Dataset rows about figures
===
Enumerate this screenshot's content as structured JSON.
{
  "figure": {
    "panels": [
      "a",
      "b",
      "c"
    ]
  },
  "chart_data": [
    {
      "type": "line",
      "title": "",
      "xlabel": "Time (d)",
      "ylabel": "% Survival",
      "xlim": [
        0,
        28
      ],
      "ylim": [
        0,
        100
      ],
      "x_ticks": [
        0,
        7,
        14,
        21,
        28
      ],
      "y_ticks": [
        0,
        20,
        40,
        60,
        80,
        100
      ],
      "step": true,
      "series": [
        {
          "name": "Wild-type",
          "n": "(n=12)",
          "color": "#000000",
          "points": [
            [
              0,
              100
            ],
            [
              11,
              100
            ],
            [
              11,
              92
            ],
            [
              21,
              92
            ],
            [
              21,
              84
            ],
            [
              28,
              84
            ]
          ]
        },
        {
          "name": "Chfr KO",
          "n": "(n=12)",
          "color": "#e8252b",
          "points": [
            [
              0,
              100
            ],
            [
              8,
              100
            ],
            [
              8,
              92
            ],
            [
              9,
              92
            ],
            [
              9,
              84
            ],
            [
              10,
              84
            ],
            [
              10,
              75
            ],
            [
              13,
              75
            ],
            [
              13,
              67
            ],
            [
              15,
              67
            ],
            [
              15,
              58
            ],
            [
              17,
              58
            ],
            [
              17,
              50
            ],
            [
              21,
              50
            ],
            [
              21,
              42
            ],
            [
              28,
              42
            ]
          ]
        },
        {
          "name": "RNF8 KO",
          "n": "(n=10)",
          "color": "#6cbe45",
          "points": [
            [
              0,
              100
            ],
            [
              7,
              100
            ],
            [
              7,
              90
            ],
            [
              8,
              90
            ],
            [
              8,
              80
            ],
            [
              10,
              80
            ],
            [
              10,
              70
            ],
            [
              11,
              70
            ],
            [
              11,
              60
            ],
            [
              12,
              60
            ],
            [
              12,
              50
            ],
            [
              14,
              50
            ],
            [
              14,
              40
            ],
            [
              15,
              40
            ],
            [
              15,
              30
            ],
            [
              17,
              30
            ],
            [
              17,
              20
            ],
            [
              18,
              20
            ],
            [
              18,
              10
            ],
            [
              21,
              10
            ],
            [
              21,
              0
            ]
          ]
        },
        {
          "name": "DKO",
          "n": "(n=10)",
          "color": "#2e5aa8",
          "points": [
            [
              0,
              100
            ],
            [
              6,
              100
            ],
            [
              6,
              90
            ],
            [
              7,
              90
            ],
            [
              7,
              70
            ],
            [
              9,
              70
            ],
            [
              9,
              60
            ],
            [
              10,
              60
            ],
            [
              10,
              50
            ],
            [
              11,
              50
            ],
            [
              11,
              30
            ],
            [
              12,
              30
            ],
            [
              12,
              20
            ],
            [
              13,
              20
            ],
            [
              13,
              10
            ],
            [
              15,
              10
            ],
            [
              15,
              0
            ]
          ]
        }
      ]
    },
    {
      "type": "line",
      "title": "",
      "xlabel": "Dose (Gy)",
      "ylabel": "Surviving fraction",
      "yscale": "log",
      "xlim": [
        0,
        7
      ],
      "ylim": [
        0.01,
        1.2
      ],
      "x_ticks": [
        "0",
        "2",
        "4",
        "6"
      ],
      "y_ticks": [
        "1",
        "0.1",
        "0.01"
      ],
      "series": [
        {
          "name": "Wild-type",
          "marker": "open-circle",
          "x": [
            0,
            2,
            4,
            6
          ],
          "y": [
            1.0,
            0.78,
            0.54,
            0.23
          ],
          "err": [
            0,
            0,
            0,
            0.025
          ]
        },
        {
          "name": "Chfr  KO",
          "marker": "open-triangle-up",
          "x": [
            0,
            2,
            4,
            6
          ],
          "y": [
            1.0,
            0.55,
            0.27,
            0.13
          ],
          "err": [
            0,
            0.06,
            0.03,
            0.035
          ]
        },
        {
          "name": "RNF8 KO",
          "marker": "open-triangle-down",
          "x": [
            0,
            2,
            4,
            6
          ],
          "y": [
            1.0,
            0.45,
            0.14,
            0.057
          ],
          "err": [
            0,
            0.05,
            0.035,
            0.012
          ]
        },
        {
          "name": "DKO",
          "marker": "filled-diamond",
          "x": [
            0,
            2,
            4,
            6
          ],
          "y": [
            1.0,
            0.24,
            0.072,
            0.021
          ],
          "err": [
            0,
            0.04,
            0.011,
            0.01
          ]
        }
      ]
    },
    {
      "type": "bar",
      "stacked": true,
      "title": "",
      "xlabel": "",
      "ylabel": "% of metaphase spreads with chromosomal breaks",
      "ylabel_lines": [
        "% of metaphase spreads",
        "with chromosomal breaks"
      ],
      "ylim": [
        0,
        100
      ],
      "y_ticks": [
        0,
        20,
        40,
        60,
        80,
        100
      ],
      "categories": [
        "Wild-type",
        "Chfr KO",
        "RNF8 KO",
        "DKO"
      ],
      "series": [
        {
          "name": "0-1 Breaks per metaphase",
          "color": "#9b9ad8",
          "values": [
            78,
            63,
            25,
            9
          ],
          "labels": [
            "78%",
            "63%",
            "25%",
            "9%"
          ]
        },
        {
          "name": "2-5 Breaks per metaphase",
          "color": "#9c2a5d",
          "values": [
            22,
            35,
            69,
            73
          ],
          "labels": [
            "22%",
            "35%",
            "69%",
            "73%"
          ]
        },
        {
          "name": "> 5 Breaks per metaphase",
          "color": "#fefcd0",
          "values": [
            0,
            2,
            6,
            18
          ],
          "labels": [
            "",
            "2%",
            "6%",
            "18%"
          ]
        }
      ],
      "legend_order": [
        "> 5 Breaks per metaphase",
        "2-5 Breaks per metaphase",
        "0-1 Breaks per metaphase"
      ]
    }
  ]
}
===
**Short task:**
Write only the number of lines in the data above that include "open".

**Task output:**
3